(Saved entries)
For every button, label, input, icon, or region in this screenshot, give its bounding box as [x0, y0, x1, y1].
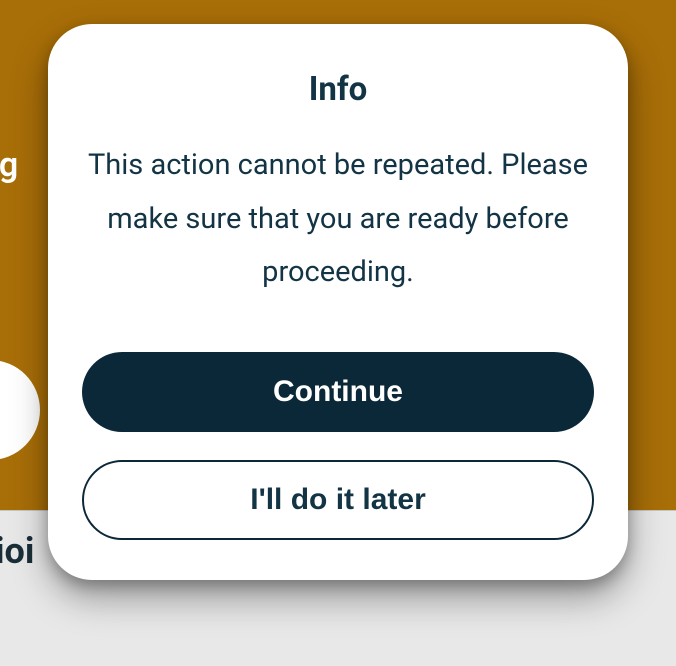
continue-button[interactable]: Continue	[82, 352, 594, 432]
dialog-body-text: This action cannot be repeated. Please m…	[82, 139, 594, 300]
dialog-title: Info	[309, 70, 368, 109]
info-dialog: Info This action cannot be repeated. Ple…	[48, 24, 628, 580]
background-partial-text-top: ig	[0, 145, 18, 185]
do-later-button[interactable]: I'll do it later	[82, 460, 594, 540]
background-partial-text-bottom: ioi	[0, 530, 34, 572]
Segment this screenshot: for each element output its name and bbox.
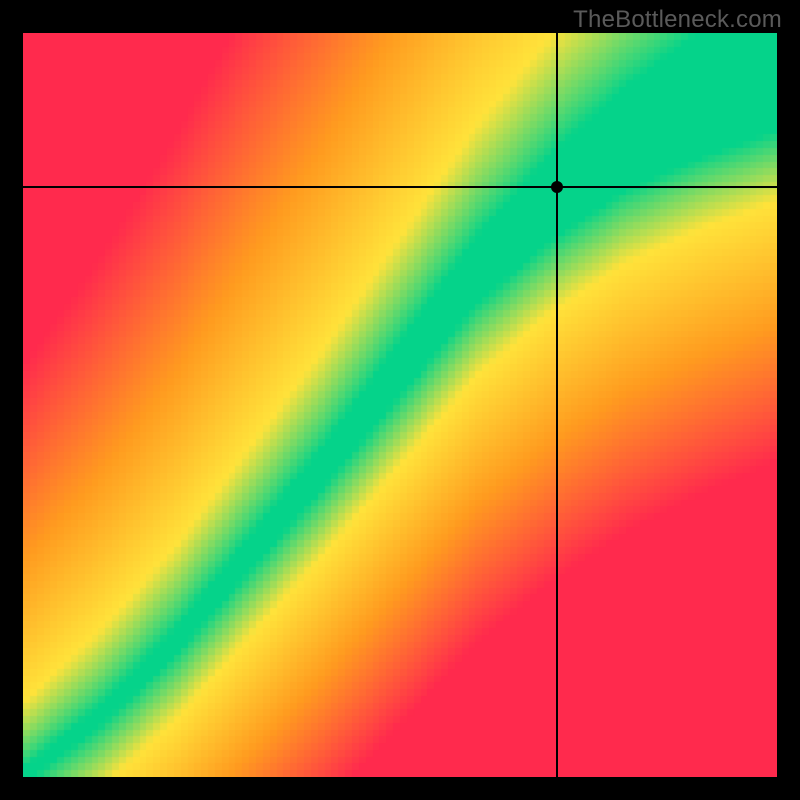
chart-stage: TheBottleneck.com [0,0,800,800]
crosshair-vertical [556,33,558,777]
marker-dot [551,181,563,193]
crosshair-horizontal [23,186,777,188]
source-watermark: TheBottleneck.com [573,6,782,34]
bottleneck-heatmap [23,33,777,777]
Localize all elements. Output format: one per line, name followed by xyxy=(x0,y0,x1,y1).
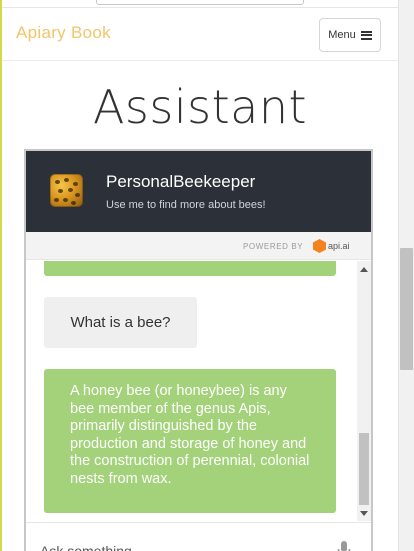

→ Task directions: Update the listing by replacing each "screenshot" with "capture", keeping every other line and word unchanged. Leave the pictures out of your answer.

→ Task response:
For every button, label, input, icon, or region in this capture, give its bounding box as [x0, y0, x1, y1].
continue-button[interactable]: Continue	[82, 352, 594, 432]
dialog-body-text: This action cannot be repeated. Please m…	[82, 139, 594, 300]
dialog-title: Info	[309, 70, 368, 109]
info-dialog: Info This action cannot be repeated. Ple…	[48, 24, 628, 580]
background-partial-text-top: ig	[0, 145, 18, 185]
do-later-button[interactable]: I'll do it later	[82, 460, 594, 540]
background-partial-text-bottom: ioi	[0, 530, 34, 572]
Segment this capture: for each element output its name and bbox.
chart-stage: TheBottleneck.com [0,0,800,800]
crosshair-vertical [556,33,558,777]
marker-dot [551,181,563,193]
crosshair-horizontal [23,186,777,188]
source-watermark: TheBottleneck.com [573,6,782,34]
bottleneck-heatmap [23,33,777,777]
Localize all elements. Output format: one per line, name followed by xyxy=(x0,y0,x1,y1).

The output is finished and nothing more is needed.